**WHAT TO PRODUCE:** Write out each line that follows exactly as it stands, without the pictures.
-- START --
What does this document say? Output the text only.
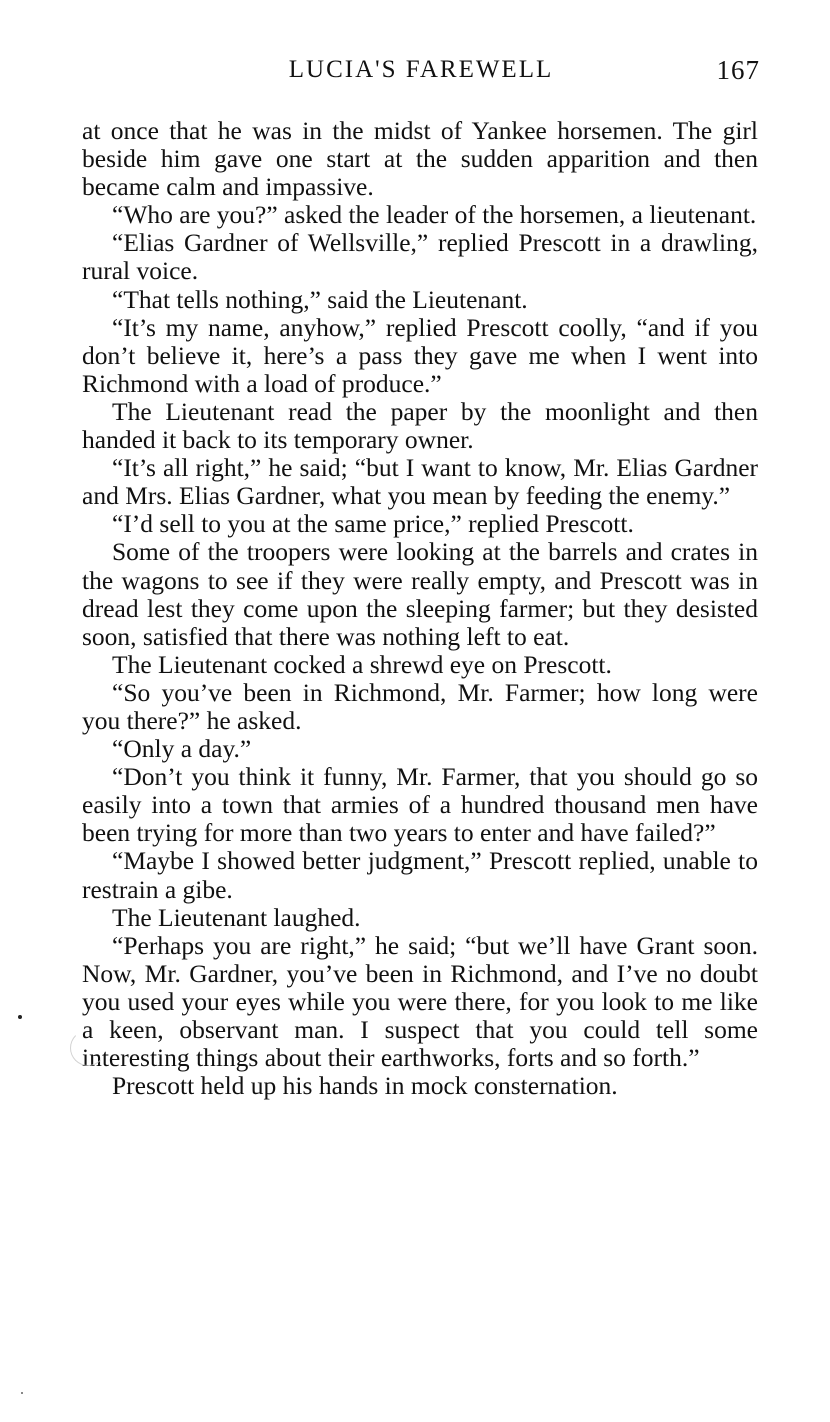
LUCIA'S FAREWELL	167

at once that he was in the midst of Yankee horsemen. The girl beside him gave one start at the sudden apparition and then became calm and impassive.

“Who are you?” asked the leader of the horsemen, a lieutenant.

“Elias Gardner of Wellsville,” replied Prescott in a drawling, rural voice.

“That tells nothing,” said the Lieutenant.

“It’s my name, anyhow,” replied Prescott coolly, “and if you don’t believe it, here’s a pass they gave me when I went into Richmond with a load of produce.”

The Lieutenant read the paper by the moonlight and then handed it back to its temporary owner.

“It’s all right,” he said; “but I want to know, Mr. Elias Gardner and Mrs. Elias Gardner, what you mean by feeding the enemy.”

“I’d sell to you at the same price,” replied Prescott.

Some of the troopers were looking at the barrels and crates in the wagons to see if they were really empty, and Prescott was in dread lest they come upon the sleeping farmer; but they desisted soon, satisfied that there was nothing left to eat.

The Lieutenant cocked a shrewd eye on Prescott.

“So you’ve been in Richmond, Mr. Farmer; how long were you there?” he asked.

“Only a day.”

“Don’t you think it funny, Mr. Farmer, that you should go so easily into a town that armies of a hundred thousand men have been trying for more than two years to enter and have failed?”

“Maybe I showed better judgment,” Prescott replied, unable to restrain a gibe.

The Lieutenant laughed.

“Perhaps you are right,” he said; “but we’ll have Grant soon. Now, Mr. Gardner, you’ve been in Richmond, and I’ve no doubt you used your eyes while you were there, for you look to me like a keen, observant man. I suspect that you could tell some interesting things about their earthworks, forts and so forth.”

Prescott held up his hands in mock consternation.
-- END --
**EXPECTED OUTPUT:**
What does this document say? Output the text only.
LUCIA'S FAREWELL	167

at once that he was in the midst of Yankee horsemen. The girl beside him gave one start at the sudden apparition and then became calm and impassive.

“Who are you?” asked the leader of the horsemen, a lieutenant.

“Elias Gardner of Wellsville,” replied Prescott in a drawling, rural voice.

“That tells nothing,” said the Lieutenant.

“It’s my name, anyhow,” replied Prescott coolly, “and if you don’t believe it, here’s a pass they gave me when I went into Richmond with a load of produce.”

The Lieutenant read the paper by the moonlight and then handed it back to its temporary owner.

“It’s all right,” he said; “but I want to know, Mr. Elias Gardner and Mrs. Elias Gardner, what you mean by feeding the enemy.”

“I’d sell to you at the same price,” replied Prescott.

Some of the troopers were looking at the barrels and crates in the wagons to see if they were really empty, and Prescott was in dread lest they come upon the sleeping farmer; but they desisted soon, satisfied that there was nothing left to eat.

The Lieutenant cocked a shrewd eye on Prescott.

“So you’ve been in Richmond, Mr. Farmer; how long were you there?” he asked.

“Only a day.”

“Don’t you think it funny, Mr. Farmer, that you should go so easily into a town that armies of a hundred thousand men have been trying for more than two years to enter and have failed?”

“Maybe I showed better judgment,” Prescott replied, unable to restrain a gibe.

The Lieutenant laughed.

“Perhaps you are right,” he said; “but we’ll have Grant soon. Now, Mr. Gardner, you’ve been in Richmond, and I’ve no doubt you used your eyes while you were there, for you look to me like a keen, observant man. I suspect that you could tell some interesting things about their earthworks, forts and so forth.”

Prescott held up his hands in mock consternation.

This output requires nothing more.